What to work on —
Check every line of the material below for the string "handle", and return the ones that have it.

Data excerpts —
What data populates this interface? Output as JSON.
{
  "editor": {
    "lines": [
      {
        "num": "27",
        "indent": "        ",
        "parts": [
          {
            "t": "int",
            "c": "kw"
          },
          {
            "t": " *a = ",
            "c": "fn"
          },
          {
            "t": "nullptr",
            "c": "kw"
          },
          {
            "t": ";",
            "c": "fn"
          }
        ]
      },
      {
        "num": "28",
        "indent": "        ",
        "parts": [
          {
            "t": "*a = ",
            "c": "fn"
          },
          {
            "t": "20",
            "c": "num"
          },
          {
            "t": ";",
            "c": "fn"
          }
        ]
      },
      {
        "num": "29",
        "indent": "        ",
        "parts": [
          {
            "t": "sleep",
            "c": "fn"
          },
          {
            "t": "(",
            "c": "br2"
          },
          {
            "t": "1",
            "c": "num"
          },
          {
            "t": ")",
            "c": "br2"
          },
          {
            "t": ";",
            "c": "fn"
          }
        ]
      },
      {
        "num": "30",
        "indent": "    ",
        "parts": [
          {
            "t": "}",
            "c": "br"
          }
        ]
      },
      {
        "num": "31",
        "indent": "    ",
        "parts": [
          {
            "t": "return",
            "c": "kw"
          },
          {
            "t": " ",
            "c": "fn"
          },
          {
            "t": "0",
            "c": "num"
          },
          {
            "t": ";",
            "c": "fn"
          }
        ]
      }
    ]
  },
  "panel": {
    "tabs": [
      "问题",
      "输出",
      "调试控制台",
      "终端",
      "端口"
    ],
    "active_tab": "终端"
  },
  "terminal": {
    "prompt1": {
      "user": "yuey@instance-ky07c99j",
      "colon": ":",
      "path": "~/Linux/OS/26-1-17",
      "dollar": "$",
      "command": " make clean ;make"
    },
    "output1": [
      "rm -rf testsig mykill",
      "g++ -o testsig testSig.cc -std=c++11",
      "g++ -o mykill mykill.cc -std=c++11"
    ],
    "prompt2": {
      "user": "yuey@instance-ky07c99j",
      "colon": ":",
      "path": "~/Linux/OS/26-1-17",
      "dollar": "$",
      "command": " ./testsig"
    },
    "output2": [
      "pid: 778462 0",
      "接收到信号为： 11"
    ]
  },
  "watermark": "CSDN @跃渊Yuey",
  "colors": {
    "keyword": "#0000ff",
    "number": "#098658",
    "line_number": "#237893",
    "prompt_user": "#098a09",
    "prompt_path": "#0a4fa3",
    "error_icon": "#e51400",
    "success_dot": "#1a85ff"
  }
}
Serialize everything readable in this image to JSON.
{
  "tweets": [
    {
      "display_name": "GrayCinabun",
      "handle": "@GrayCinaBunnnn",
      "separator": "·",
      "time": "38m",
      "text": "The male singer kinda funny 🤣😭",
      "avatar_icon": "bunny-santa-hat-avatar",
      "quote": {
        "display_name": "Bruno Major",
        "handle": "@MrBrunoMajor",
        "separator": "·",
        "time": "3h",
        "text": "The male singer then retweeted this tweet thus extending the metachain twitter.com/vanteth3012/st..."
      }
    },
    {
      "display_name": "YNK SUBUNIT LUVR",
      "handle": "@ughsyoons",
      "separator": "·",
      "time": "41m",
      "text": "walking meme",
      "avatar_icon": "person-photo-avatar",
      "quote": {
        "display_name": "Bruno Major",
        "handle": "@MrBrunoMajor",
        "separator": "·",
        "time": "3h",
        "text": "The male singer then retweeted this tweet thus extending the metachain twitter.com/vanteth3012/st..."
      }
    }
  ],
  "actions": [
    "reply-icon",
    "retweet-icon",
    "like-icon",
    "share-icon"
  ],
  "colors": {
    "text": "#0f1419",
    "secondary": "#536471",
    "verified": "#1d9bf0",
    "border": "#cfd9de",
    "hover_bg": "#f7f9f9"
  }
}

Exercise response —
      "handle": "@GrayCinaBunnnn",
        "handle": "@MrBrunoMajor",
      "handle": "@ughsyoons",
        "handle": "@MrBrunoMajor",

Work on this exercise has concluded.